* [TASK INSTRUCTIONS] Write the material out again in full, exactly.
*** DATA IN THIS EXERCISE
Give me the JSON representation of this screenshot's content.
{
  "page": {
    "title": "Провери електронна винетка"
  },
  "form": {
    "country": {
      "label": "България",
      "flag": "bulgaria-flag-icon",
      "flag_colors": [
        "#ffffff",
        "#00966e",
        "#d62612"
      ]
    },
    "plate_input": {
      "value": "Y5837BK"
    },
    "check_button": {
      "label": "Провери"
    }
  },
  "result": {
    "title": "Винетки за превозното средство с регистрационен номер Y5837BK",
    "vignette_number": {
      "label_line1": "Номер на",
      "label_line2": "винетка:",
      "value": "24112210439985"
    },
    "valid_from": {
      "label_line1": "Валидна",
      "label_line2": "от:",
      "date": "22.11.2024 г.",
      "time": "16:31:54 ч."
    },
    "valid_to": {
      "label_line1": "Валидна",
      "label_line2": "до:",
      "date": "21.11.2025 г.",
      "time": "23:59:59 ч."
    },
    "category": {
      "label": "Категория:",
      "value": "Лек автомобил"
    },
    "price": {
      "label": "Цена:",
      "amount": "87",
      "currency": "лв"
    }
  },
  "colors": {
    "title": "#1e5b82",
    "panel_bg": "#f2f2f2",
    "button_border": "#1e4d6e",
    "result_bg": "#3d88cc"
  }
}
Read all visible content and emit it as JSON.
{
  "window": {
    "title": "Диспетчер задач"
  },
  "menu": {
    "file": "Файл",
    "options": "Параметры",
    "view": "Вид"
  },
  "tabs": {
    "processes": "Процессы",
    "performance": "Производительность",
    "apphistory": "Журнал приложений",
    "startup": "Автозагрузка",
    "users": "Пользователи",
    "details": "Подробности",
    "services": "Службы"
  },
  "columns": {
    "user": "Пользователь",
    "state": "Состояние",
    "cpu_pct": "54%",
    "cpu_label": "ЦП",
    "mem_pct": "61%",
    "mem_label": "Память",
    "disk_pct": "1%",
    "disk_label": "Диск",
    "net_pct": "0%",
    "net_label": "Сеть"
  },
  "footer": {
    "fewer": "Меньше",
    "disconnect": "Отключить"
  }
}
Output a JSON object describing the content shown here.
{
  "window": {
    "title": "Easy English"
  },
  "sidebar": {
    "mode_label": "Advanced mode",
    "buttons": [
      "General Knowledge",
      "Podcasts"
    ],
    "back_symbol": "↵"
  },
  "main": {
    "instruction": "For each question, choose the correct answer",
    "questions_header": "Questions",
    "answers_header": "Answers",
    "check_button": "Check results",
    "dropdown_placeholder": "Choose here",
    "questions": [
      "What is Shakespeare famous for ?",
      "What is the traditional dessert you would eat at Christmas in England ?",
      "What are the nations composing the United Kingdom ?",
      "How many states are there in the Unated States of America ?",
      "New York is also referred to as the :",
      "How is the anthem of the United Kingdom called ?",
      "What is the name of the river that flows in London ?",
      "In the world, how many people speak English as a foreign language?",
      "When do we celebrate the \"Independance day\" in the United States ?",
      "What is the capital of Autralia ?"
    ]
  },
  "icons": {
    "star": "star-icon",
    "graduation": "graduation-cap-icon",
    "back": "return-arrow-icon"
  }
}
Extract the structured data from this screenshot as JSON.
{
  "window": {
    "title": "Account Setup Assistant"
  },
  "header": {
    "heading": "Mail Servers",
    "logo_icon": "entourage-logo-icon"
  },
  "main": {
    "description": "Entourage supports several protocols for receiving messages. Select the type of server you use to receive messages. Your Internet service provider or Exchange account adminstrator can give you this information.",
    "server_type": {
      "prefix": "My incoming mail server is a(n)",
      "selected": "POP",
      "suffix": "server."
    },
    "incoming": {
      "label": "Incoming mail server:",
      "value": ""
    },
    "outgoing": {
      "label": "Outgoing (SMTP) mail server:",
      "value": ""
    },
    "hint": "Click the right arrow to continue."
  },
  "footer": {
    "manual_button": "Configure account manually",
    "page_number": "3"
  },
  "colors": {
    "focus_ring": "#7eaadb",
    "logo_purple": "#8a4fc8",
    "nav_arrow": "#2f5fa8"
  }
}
******
* [RESULT FOR THIS TASK]
Give me the JSON representation of this screenshot's content.
{
  "page": {
    "title": "Провери електронна винетка"
  },
  "form": {
    "country": {
      "label": "България",
      "flag": "bulgaria-flag-icon",
      "flag_colors": [
        "#ffffff",
        "#00966e",
        "#d62612"
      ]
    },
    "plate_input": {
      "value": "Y5837BK"
    },
    "check_button": {
      "label": "Провери"
    }
  },
  "result": {
    "title": "Винетки за превозното средство с регистрационен номер Y5837BK",
    "vignette_number": {
      "label_line1": "Номер на",
      "label_line2": "винетка:",
      "value": "24112210439985"
    },
    "valid_from": {
      "label_line1": "Валидна",
      "label_line2": "от:",
      "date": "22.11.2024 г.",
      "time": "16:31:54 ч."
    },
    "valid_to": {
      "label_line1": "Валидна",
      "label_line2": "до:",
      "date": "21.11.2025 г.",
      "time": "23:59:59 ч."
    },
    "category": {
      "label": "Категория:",
      "value": "Лек автомобил"
    },
    "price": {
      "label": "Цена:",
      "amount": "87",
      "currency": "лв"
    }
  },
  "colors": {
    "title": "#1e5b82",
    "panel_bg": "#f2f2f2",
    "button_border": "#1e4d6e",
    "result_bg": "#3d88cc"
  }
}
Read all visible content and emit it as JSON.
{
  "window": {
    "title": "Диспетчер задач"
  },
  "menu": {
    "file": "Файл",
    "options": "Параметры",
    "view": "Вид"
  },
  "tabs": {
    "processes": "Процессы",
    "performance": "Производительность",
    "apphistory": "Журнал приложений",
    "startup": "Автозагрузка",
    "users": "Пользователи",
    "details": "Подробности",
    "services": "Службы"
  },
  "columns": {
    "user": "Пользователь",
    "state": "Состояние",
    "cpu_pct": "54%",
    "cpu_label": "ЦП",
    "mem_pct": "61%",
    "mem_label": "Память",
    "disk_pct": "1%",
    "disk_label": "Диск",
    "net_pct": "0%",
    "net_label": "Сеть"
  },
  "footer": {
    "fewer": "Меньше",
    "disconnect": "Отключить"
  }
}
Output a JSON object describing the content shown here.
{
  "window": {
    "title": "Easy English"
  },
  "sidebar": {
    "mode_label": "Advanced mode",
    "buttons": [
      "General Knowledge",
      "Podcasts"
    ],
    "back_symbol": "↵"
  },
  "main": {
    "instruction": "For each question, choose the correct answer",
    "questions_header": "Questions",
    "answers_header": "Answers",
    "check_button": "Check results",
    "dropdown_placeholder": "Choose here",
    "questions": [
      "What is Shakespeare famous for ?",
      "What is the traditional dessert you would eat at Christmas in England ?",
      "What are the nations composing the United Kingdom ?",
      "How many states are there in the Unated States of America ?",
      "New York is also referred to as the :",
      "How is the anthem of the United Kingdom called ?",
      "What is the name of the river that flows in London ?",
      "In the world, how many people speak English as a foreign language?",
      "When do we celebrate the \"Independance day\" in the United States ?",
      "What is the capital of Autralia ?"
    ]
  },
  "icons": {
    "star": "star-icon",
    "graduation": "graduation-cap-icon",
    "back": "return-arrow-icon"
  }
}
Extract the structured data from this screenshot as JSON.
{
  "window": {
    "title": "Account Setup Assistant"
  },
  "header": {
    "heading": "Mail Servers",
    "logo_icon": "entourage-logo-icon"
  },
  "main": {
    "description": "Entourage supports several protocols for receiving messages. Select the type of server you use to receive messages. Your Internet service provider or Exchange account adminstrator can give you this information.",
    "server_type": {
      "prefix": "My incoming mail server is a(n)",
      "selected": "POP",
      "suffix": "server."
    },
    "incoming": {
      "label": "Incoming mail server:",
      "value": ""
    },
    "outgoing": {
      "label": "Outgoing (SMTP) mail server:",
      "value": ""
    },
    "hint": "Click the right arrow to continue."
  },
  "footer": {
    "manual_button": "Configure account manually",
    "page_number": "3"
  },
  "colors": {
    "focus_ring": "#7eaadb",
    "logo_purple": "#8a4fc8",
    "nav_arrow": "#2f5fa8"
  }
}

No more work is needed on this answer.